Stated goal: Below are the entries; state how many of their lines contain the string "bags", and nothing more.

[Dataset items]
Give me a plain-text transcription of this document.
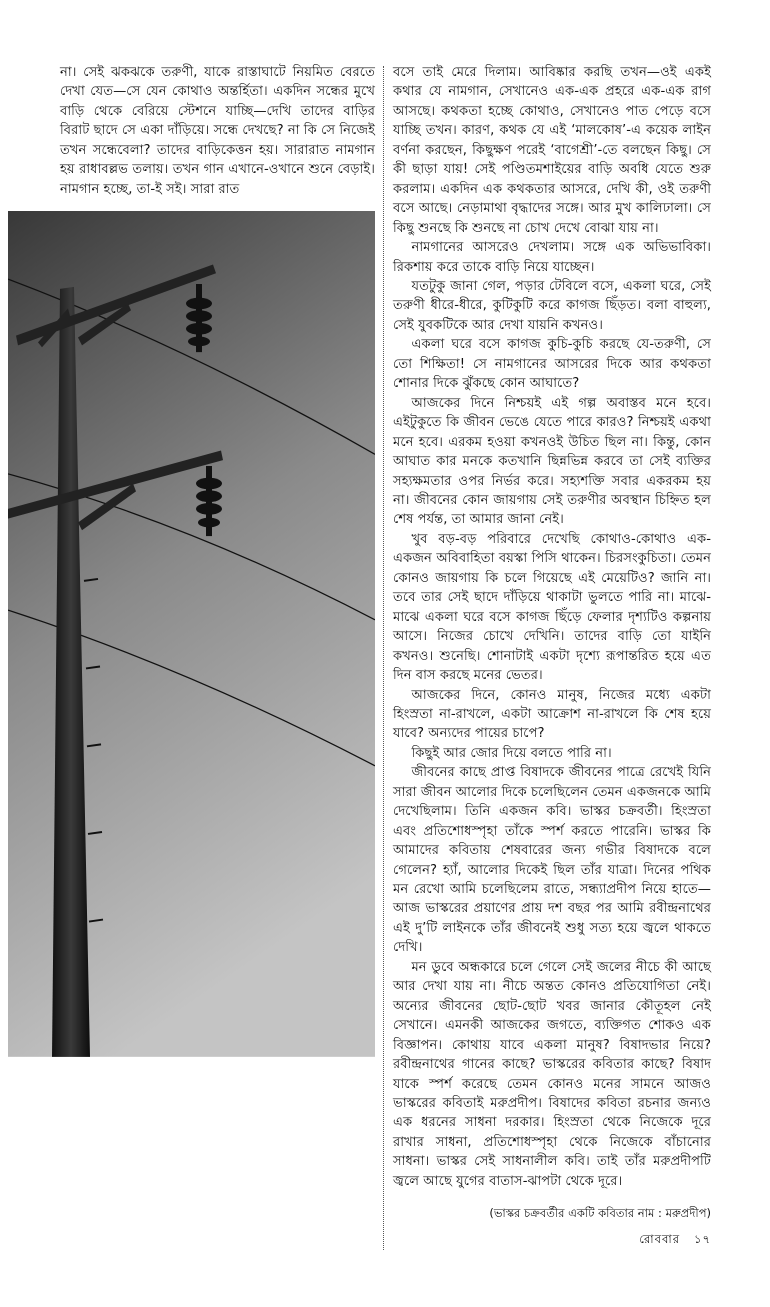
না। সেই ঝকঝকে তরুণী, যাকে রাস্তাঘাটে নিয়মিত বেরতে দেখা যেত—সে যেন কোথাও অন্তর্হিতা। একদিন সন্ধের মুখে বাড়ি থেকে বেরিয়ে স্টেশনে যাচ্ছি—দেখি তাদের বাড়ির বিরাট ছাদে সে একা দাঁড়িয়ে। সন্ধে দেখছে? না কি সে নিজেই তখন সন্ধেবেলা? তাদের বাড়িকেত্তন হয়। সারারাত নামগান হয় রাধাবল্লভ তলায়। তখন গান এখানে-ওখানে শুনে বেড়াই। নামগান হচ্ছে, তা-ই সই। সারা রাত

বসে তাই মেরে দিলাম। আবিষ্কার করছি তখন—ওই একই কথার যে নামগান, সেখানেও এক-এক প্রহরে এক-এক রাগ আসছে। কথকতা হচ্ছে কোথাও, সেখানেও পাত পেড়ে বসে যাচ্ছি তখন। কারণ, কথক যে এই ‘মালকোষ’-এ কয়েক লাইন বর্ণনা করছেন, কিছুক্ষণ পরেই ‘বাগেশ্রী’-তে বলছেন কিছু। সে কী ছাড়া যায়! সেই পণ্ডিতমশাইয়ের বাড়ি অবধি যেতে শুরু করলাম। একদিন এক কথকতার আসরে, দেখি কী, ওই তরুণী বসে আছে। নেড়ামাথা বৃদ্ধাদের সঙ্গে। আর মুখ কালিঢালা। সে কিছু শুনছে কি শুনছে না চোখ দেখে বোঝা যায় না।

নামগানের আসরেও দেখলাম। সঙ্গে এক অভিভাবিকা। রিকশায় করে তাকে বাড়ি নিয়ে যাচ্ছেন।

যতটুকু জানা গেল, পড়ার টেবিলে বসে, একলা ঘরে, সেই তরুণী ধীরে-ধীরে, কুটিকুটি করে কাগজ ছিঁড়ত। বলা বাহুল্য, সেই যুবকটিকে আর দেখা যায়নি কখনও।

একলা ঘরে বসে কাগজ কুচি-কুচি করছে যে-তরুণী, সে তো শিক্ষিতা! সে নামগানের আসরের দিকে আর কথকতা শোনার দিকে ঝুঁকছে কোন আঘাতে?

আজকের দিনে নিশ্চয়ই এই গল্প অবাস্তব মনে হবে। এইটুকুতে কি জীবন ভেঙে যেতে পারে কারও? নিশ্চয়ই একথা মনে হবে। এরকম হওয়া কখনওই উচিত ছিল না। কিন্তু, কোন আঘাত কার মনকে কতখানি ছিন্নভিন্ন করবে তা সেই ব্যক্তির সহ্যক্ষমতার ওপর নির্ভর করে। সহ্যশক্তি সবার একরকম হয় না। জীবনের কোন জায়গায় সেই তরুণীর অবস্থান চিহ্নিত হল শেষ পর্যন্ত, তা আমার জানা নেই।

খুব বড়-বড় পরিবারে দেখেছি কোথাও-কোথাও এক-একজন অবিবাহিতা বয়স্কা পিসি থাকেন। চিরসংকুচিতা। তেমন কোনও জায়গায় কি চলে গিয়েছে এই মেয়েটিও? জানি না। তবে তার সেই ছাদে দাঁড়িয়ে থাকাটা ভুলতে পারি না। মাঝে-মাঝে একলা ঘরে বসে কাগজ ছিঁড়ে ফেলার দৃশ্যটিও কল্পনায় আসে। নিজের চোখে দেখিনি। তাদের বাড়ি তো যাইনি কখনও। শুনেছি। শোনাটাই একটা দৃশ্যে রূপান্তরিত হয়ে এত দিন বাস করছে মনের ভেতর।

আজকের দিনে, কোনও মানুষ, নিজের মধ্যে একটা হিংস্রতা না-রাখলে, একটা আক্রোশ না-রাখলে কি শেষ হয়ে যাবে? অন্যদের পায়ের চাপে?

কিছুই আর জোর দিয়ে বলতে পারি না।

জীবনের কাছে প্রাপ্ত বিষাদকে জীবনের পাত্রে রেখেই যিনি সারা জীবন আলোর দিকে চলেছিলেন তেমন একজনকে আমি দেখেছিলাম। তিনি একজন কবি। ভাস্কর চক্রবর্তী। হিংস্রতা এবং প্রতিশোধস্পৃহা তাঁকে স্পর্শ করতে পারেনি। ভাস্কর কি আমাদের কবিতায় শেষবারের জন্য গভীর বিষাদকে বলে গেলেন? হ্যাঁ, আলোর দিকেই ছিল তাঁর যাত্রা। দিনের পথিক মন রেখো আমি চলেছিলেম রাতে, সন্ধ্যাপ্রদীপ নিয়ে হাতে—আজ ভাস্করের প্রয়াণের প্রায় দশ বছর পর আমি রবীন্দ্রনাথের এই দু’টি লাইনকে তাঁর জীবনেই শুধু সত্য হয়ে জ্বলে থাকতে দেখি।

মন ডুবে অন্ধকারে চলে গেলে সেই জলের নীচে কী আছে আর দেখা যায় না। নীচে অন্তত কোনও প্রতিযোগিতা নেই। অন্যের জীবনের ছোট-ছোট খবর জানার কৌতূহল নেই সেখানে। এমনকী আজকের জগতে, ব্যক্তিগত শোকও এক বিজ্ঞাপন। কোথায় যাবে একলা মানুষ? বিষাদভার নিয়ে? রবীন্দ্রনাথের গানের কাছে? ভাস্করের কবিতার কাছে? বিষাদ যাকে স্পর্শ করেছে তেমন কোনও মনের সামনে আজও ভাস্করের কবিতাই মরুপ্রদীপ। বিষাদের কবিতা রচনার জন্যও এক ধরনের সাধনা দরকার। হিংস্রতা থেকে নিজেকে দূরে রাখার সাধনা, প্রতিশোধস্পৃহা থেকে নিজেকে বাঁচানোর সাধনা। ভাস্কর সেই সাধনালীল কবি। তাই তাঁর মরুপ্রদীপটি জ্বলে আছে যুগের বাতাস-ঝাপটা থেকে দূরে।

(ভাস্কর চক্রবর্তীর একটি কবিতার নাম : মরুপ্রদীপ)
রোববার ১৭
* * *
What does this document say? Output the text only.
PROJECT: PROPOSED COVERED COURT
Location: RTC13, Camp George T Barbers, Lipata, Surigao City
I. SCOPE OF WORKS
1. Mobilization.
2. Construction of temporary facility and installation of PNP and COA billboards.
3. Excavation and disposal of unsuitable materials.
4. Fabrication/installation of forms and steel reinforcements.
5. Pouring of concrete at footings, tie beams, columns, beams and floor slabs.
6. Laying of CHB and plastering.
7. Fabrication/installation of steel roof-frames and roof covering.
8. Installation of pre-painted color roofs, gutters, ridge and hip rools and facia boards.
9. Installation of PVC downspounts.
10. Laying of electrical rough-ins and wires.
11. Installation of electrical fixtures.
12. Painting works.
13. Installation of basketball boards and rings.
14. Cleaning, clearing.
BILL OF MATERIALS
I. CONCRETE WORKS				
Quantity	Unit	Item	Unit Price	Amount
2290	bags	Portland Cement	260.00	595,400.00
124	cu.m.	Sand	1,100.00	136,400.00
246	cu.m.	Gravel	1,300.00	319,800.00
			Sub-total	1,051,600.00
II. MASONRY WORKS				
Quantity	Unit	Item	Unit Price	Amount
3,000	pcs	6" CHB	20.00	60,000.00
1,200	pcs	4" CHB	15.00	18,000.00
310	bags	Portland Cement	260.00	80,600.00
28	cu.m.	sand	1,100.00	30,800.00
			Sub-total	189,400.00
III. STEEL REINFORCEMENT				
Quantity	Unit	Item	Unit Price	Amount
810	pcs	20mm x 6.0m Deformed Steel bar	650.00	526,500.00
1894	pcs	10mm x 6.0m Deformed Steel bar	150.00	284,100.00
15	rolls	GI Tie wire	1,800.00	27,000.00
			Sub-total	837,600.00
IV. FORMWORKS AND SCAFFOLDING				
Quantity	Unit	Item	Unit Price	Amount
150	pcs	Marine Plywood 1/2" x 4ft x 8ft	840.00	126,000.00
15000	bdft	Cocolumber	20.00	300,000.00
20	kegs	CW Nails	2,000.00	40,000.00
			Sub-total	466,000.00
==
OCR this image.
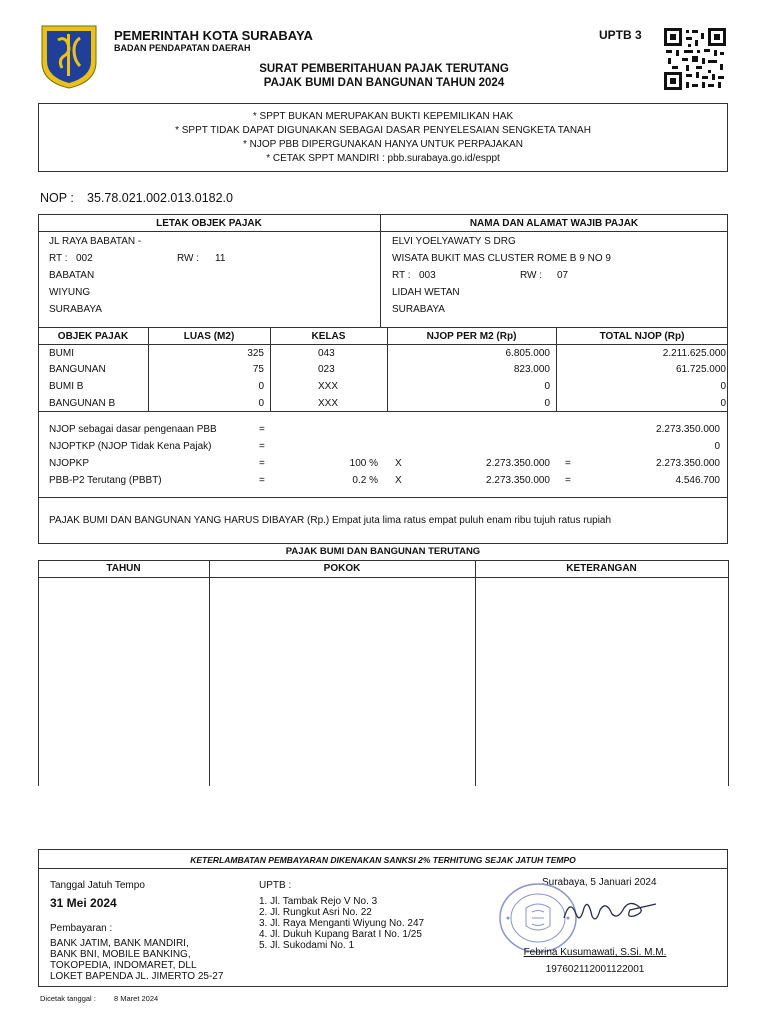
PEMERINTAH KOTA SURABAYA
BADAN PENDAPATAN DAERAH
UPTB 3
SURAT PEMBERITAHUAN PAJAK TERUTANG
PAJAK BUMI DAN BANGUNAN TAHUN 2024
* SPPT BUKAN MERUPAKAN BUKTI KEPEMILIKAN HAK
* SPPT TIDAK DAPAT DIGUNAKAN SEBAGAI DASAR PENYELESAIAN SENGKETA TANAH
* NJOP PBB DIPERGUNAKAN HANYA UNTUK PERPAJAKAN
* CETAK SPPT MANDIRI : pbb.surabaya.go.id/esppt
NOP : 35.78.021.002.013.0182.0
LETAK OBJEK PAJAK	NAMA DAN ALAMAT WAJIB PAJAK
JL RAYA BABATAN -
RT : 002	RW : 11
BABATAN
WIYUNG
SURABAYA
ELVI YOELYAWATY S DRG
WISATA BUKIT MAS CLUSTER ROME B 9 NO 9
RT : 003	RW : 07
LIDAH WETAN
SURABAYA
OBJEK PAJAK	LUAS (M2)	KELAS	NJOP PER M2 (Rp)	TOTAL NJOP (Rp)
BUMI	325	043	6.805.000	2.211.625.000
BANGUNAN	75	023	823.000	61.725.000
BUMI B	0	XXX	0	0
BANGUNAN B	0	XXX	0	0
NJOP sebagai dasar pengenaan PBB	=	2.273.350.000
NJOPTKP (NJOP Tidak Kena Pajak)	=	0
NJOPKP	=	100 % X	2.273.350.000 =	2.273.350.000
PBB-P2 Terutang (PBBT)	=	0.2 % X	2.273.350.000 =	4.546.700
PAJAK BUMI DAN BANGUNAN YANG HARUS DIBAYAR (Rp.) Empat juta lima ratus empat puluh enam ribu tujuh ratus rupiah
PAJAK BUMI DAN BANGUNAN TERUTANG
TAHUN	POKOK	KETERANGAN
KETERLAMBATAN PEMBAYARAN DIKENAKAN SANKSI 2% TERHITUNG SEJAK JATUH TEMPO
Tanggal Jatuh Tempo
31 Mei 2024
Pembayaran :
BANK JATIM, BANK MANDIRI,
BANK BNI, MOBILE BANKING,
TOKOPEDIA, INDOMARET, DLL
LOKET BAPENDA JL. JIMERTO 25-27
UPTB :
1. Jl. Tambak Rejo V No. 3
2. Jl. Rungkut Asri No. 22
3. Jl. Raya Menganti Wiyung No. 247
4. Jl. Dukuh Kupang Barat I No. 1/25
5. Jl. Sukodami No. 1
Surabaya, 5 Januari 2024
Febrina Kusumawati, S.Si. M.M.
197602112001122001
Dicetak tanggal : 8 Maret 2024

Written answer: 2